REQUIREMENTS:
- 1) According to the notes on malicious URL features, what do phishing webpages tend to have less of and more of?
- 2) From the notes on malicious URL features, return everything from "- Length of the URL" down to "pf images and input fields." without any changes.

PROVIDED TEXT:
-------

## Extract interesting features from a possible malicious URL 
#### Author: Shaghayegh Safar

By reading some of the materials provided by hoxhunt and some searching, I will explain what features we can extract from a URL. Below is structure of a URL which I used in this report (from https://arxiv.org/pdf/1510.06501.pdf): 
![image.png](attachment:image.png) 
    
- Usually phishing URLs are longer and have more combinations of terms. Attackers have fully control over FreeURL parts of the URL which contains subdomains of FQDN, path, and query. Therefore, we can consider the following as features: 

    - Length of the URL
    - Number of dots in FreeURL
    - Length of the FQDN 
    - Length of the mld
    - Count of terms in the URL
    - Count of terms in the mld 

- Another feature can be webpage content. Phishing webpages tend to have less text but more images and input fields. Therefore we can count the number of terms in the text, and the number pf images and input fields.

-------

INFORMATION PROVIDED:
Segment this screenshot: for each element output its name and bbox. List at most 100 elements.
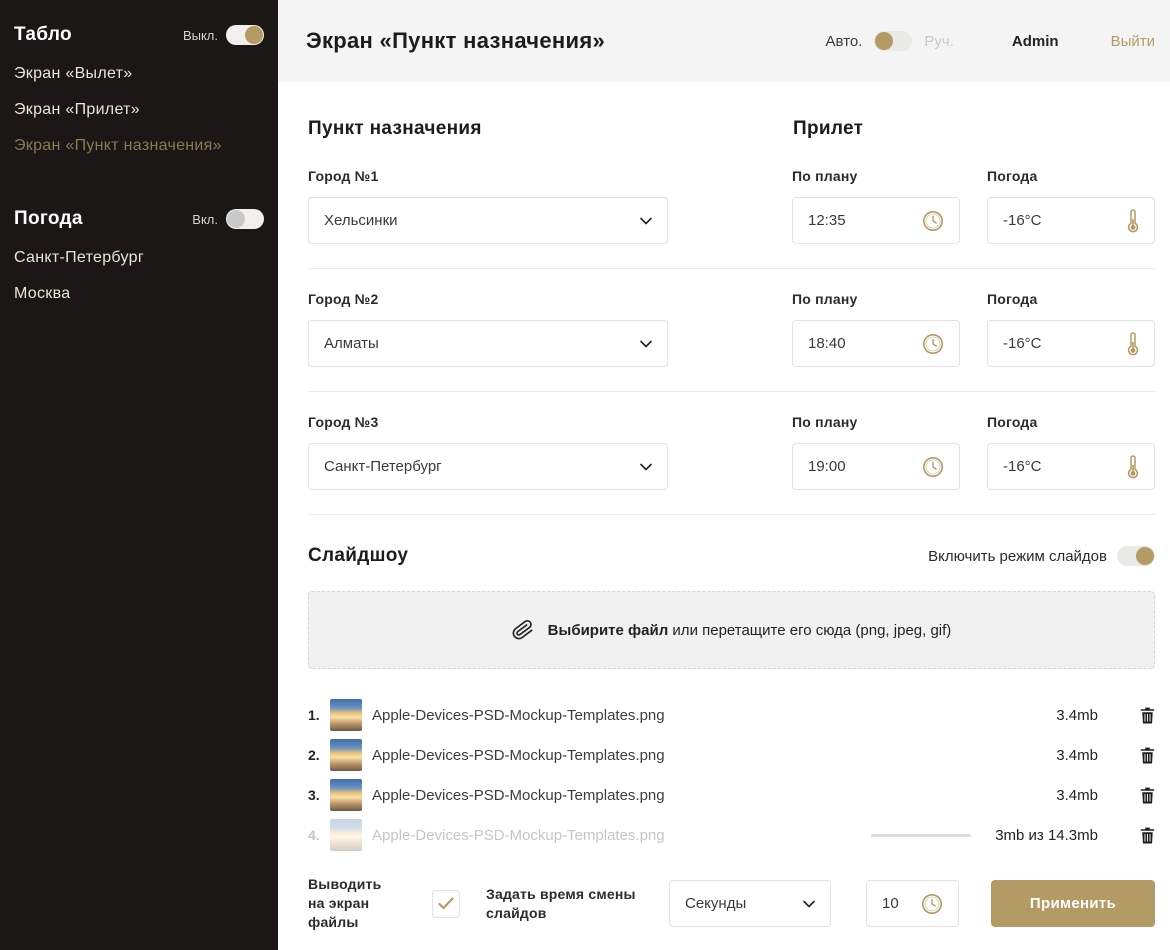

-------

SOLVED PROBLEMS:
- 1) Phishing webpages tend to have less text but more images and input fields.

- 2)
- Length of the URL
    - Number of dots in FreeURL
    - Length of the FQDN 
    - Length of the mld
    - Count of terms in the URL
    - Count of terms in the mld 

- Another feature can be webpage content. Phishing webpages tend to have less text but more images and input fields. Therefore we can count the number of terms in the text, and the number pf images and input fields.